TASK => Return all the data below as it stands, minus the pictures.

Collected data =>
+-------+

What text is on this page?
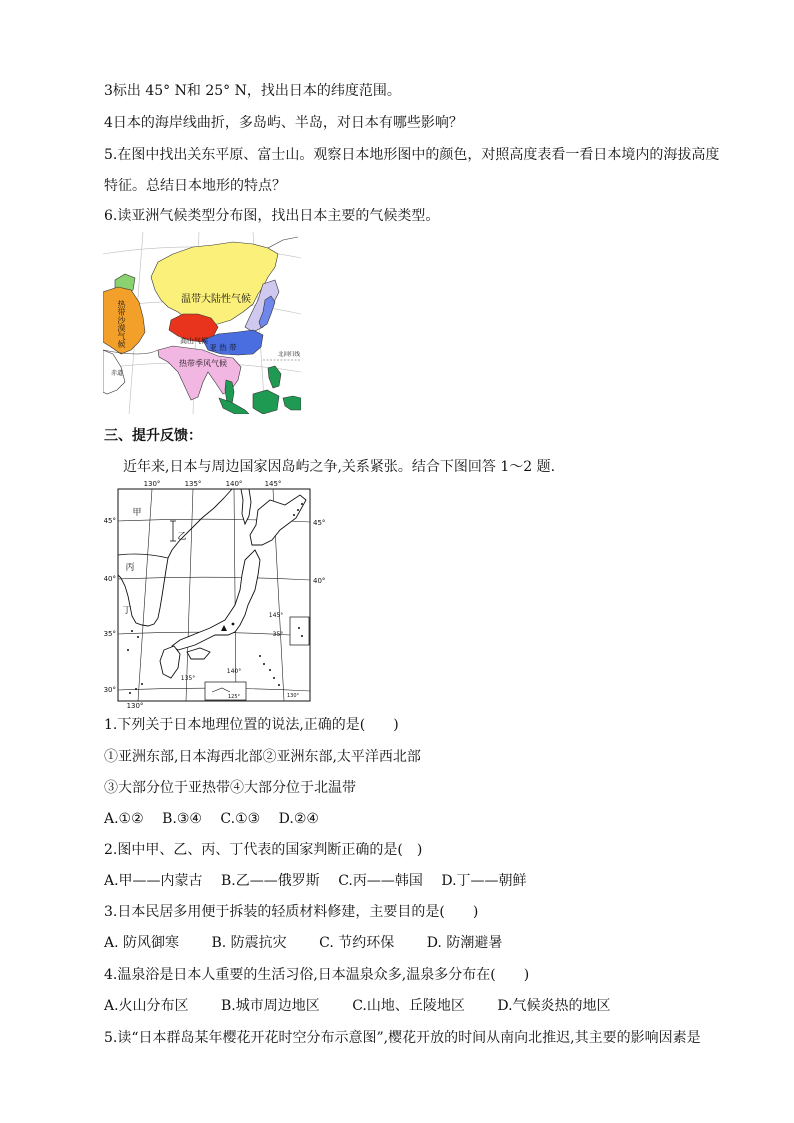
3标出 45° N和 25° N，找出日本的纬度范围。
4日本的海岸线曲折，多岛屿、半岛，对日本有哪些影响？
5.在图中找出关东平原、富士山。观察日本地形图中的颜色，对照高度表看一看日本境内的海拔高度特征。总结日本地形的特点？
6.读亚洲气候类型分布图，找出日本主要的气候类型。
温带大陆性气候
高山气候
亚 热 带
热带季风气候
北回归线
赤道
热带沙漠气候
三、提升反馈：
近年来,日本与周边国家因岛屿之争,关系紧张。结合下图回答 1～2 题.
130°	135°	140°	145°
45°
40°
35°
30°
45°
40°
35°
145°
135°
140°
130°
125°	130°
甲
乙
丙
丁
1.下列关于日本地理位置的说法,正确的是(　　)
①亚洲东部,日本海西北部②亚洲东部,太平洋西北部
③大部分位于亚热带④大部分位于北温带
A.①② B.③④ C.①③ D.②④
2.图中甲、乙、丙、丁代表的国家判断正确的是(　)
A.甲——内蒙古 B.乙——俄罗斯 C.丙——韩国 D.丁——朝鲜
3.日本民居多用便于拆装的轻质材料修建，主要目的是(　　)
A. 防风御寒 B. 防震抗灾 C. 节约环保 D. 防潮避暑
4.温泉浴是日本人重要的生活习俗,日本温泉众多,温泉多分布在(　　)
A.火山分布区 B.城市周边地区 C.山地、丘陵地区 D.气候炎热的地区
5.读“日本群岛某年樱花开花时空分布示意图”,樱花开放的时间从南向北推迟,其主要的影响因素是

+-------+

EXERCISE RESULT =>
What text is on this page?
3标出 45° N和 25° N，找出日本的纬度范围。
4日本的海岸线曲折，多岛屿、半岛，对日本有哪些影响？
5.在图中找出关东平原、富士山。观察日本地形图中的颜色，对照高度表看一看日本境内的海拔高度特征。总结日本地形的特点？
6.读亚洲气候类型分布图，找出日本主要的气候类型。
温带大陆性气候
高山气候
亚 热 带
热带季风气候
北回归线
赤道
热带沙漠气候
三、提升反馈：
近年来,日本与周边国家因岛屿之争,关系紧张。结合下图回答 1～2 题.
130°	135°	140°	145°
45°
40°
35°
30°
45°
40°
35°
145°
135°
140°
130°
125°	130°
甲
乙
丙
丁
1.下列关于日本地理位置的说法,正确的是(　　)
①亚洲东部,日本海西北部②亚洲东部,太平洋西北部
③大部分位于亚热带④大部分位于北温带
A.①② B.③④ C.①③ D.②④
2.图中甲、乙、丙、丁代表的国家判断正确的是(　)
A.甲——内蒙古 B.乙——俄罗斯 C.丙——韩国 D.丁——朝鲜
3.日本民居多用便于拆装的轻质材料修建，主要目的是(　　)
A. 防风御寒 B. 防震抗灾 C. 节约环保 D. 防潮避暑
4.温泉浴是日本人重要的生活习俗,日本温泉众多,温泉多分布在(　　)
A.火山分布区 B.城市周边地区 C.山地、丘陵地区 D.气候炎热的地区
5.读“日本群岛某年樱花开花时空分布示意图”,樱花开放的时间从南向北推迟,其主要的影响因素是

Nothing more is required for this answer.